What is asked :: Copy the entries below verbatim, starting with the line that contains "love-reaction-icon — [907, 478, 945, 516]" and going on through the line that contains "reply-text: Guliko Chkhikvadze", both included.

[BEGIN]

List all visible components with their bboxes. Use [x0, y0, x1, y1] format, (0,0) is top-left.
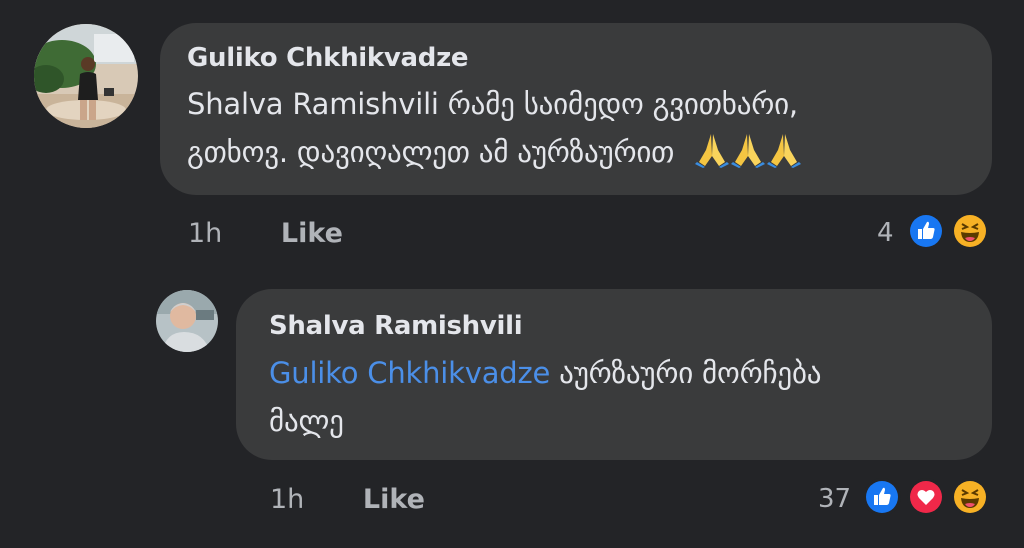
love-reaction-icon — [907, 478, 945, 516]
reaction-count[interactable]: 37 — [818, 484, 851, 514]
avatar-guliko[interactable] — [34, 24, 138, 128]
reply-text-line: Guliko Chkhikvadze აურზაური მორჩება — [269, 349, 992, 397]
comment-text-line: გთხოვ. დავიღალეთ ამ აურზაურით — [187, 128, 992, 176]
reply-text-segment: აურზაური მორჩება — [550, 356, 822, 390]
reply-text: Guliko Chkhikvadze აურზაური მორჩება მალე — [269, 349, 992, 445]
haha-reaction-icon — [951, 212, 989, 250]
comment-text: Shalva Ramishvili რამე საიმედო გვითხარი,… — [187, 80, 992, 176]
reply-time[interactable]: 1h — [270, 484, 304, 515]
folded-hands-icon — [767, 132, 802, 168]
comment-bubble: Guliko Chkhikvadze Shalva Ramishvili რამ… — [160, 23, 992, 195]
like-reaction-icon — [863, 478, 901, 516]
like-button[interactable]: Like — [281, 218, 343, 249]
comment-author[interactable]: Guliko Chkhikvadze — [187, 43, 992, 73]
mention-link[interactable]: Guliko Chkhikvadze — [269, 356, 550, 390]
folded-hands-icon — [731, 132, 766, 168]
folded-hands-icon — [695, 132, 730, 168]
avatar-shalva[interactable] — [156, 290, 218, 352]
reply-text-line: მალე — [269, 404, 344, 438]
comment-text-segment: გთხოვ. დავიღალეთ ამ აურზაურით — [187, 135, 675, 169]
like-reaction-icon — [907, 212, 945, 250]
comment-text-line: Shalva Ramishvili რამე საიმედო გვითხარი, — [187, 87, 798, 121]
reaction-count[interactable]: 4 — [877, 218, 894, 248]
reply-bubble: Shalva Ramishvili Guliko Chkhikvadze აურ… — [236, 289, 992, 460]
comment-time[interactable]: 1h — [188, 218, 222, 249]
reply-author[interactable]: Shalva Ramishvili — [269, 311, 992, 341]
haha-reaction-icon — [951, 478, 989, 516]
like-button[interactable]: Like — [363, 484, 425, 515]
reply-actions: 1h Like — [270, 484, 425, 515]
comment-actions: 1h Like — [188, 218, 343, 249]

[END]

Full solution ::
love-reaction-icon — [907, 478, 945, 516]
reaction-count[interactable]: 37 — [818, 484, 851, 514]
avatar-guliko[interactable] — [34, 24, 138, 128]
reply-text-line: Guliko Chkhikvadze აურზაური მორჩება — [269, 349, 992, 397]
comment-text-line: გთხოვ. დავიღალეთ ამ აურზაურით — [187, 128, 992, 176]
reply-text-segment: აურზაური მორჩება — [550, 356, 822, 390]
reply-text: Guliko Chkhikvadze აურზაური მორჩება მალე — [269, 349, 992, 445]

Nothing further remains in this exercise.